***** Data section *****

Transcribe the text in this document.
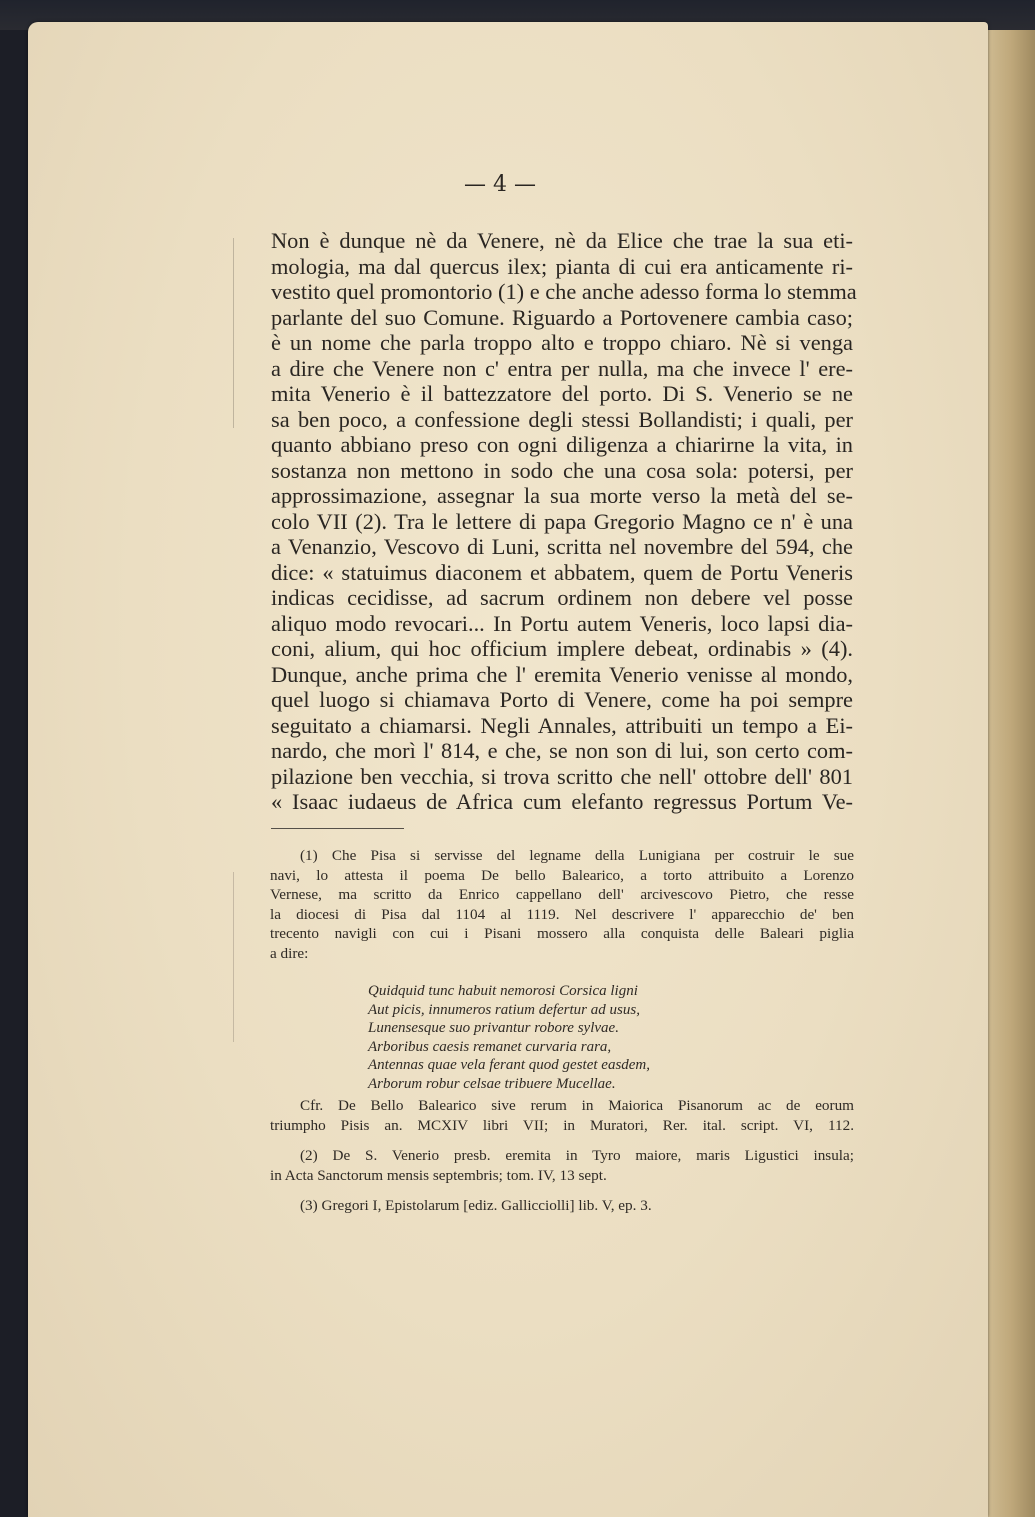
— 4 —
Non è dunque nè da Venere, nè da Elice che trae la sua eti-
mologia, ma dal quercus ilex; pianta di cui era anticamente ri-
vestito quel promontorio (1) e che anche adesso forma lo stemma
parlante del suo Comune. Riguardo a Portovenere cambia caso;
è un nome che parla troppo alto e troppo chiaro. Nè si venga
a dire che Venere non c' entra per nulla, ma che invece l' ere-
mita Venerio è il battezzatore del porto. Di S. Venerio se ne
sa ben poco, a confessione degli stessi Bollandisti; i quali, per
quanto abbiano preso con ogni diligenza a chiarirne la vita, in
sostanza non mettono in sodo che una cosa sola: potersi, per
approssimazione, assegnar la sua morte verso la metà del se-
colo VII (2). Tra le lettere di papa Gregorio Magno ce n' è una
a Venanzio, Vescovo di Luni, scritta nel novembre del 594, che
dice: « statuimus diaconem et abbatem, quem de Portu Veneris
indicas cecidisse, ad sacrum ordinem non debere vel posse
aliquo modo revocari... In Portu autem Veneris, loco lapsi dia-
coni, alium, qui hoc officium implere debeat, ordinabis » (4).
Dunque, anche prima che l' eremita Venerio venisse al mondo,
quel luogo si chiamava Porto di Venere, come ha poi sempre
seguitato a chiamarsi. Negli Annales, attribuiti un tempo a Ei-
nardo, che morì l' 814, e che, se non son di lui, son certo com-
pilazione ben vecchia, si trova scritto che nell' ottobre dell' 801
« Isaac iudaeus de Africa cum elefanto regressus Portum Ve-
(1) Che Pisa si servisse del legname della Lunigiana per costruir le sue
navi, lo attesta il poema De bello Balearico, a torto attribuito a Lorenzo
Vernese, ma scritto da Enrico cappellano dell' arcivescovo Pietro, che resse
la diocesi di Pisa dal 1104 al 1119. Nel descrivere l' apparecchio de' ben
trecento navigli con cui i Pisani mossero alla conquista delle Baleari piglia
a dire:
Quidquid tunc habuit nemorosi Corsica ligni
Aut picis, innumeros ratium defertur ad usus,
Lunensesque suo privantur robore sylvae.
Arboribus caesis remanet curvaria rara,
Antennas quae vela ferant quod gestet easdem,
Arborum robur celsae tribuere Mucellae.
Cfr. De Bello Balearico sive rerum in Maiorica Pisanorum ac de eorum
triumpho Pisis an. MCXIV libri VII; in Muratori, Rer. ital. script. VI, 112.
(2) De S. Venerio presb. eremita in Tyro maiore, maris Ligustici insula;
in Acta Sanctorum mensis septembris; tom. IV, 13 sept.
(3) Gregori I, Epistolarum [ediz. Gallicciolli] lib. V, ep. 3.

*****

_Problem_
Skip the images and write out the rest of the listing exactly.

_Completed task_
Transcribe the text in this document.
— 4 —
Non è dunque nè da Venere, nè da Elice che trae la sua eti-
mologia, ma dal quercus ilex; pianta di cui era anticamente ri-
vestito quel promontorio (1) e che anche adesso forma lo stemma
parlante del suo Comune. Riguardo a Portovenere cambia caso;
è un nome che parla troppo alto e troppo chiaro. Nè si venga
a dire che Venere non c' entra per nulla, ma che invece l' ere-
mita Venerio è il battezzatore del porto. Di S. Venerio se ne
sa ben poco, a confessione degli stessi Bollandisti; i quali, per
quanto abbiano preso con ogni diligenza a chiarirne la vita, in
sostanza non mettono in sodo che una cosa sola: potersi, per
approssimazione, assegnar la sua morte verso la metà del se-
colo VII (2). Tra le lettere di papa Gregorio Magno ce n' è una
a Venanzio, Vescovo di Luni, scritta nel novembre del 594, che
dice: « statuimus diaconem et abbatem, quem de Portu Veneris
indicas cecidisse, ad sacrum ordinem non debere vel posse
aliquo modo revocari... In Portu autem Veneris, loco lapsi dia-
coni, alium, qui hoc officium implere debeat, ordinabis » (4).
Dunque, anche prima che l' eremita Venerio venisse al mondo,
quel luogo si chiamava Porto di Venere, come ha poi sempre
seguitato a chiamarsi. Negli Annales, attribuiti un tempo a Ei-
nardo, che morì l' 814, e che, se non son di lui, son certo com-
pilazione ben vecchia, si trova scritto che nell' ottobre dell' 801
« Isaac iudaeus de Africa cum elefanto regressus Portum Ve-
(1) Che Pisa si servisse del legname della Lunigiana per costruir le sue
navi, lo attesta il poema De bello Balearico, a torto attribuito a Lorenzo
Vernese, ma scritto da Enrico cappellano dell' arcivescovo Pietro, che resse
la diocesi di Pisa dal 1104 al 1119. Nel descrivere l' apparecchio de' ben
trecento navigli con cui i Pisani mossero alla conquista delle Baleari piglia
a dire:
Quidquid tunc habuit nemorosi Corsica ligni
Aut picis, innumeros ratium defertur ad usus,
Lunensesque suo privantur robore sylvae.
Arboribus caesis remanet curvaria rara,
Antennas quae vela ferant quod gestet easdem,
Arborum robur celsae tribuere Mucellae.
Cfr. De Bello Balearico sive rerum in Maiorica Pisanorum ac de eorum
triumpho Pisis an. MCXIV libri VII; in Muratori, Rer. ital. script. VI, 112.
(2) De S. Venerio presb. eremita in Tyro maiore, maris Ligustici insula;
in Acta Sanctorum mensis septembris; tom. IV, 13 sept.
(3) Gregori I, Epistolarum [ediz. Gallicciolli] lib. V, ep. 3.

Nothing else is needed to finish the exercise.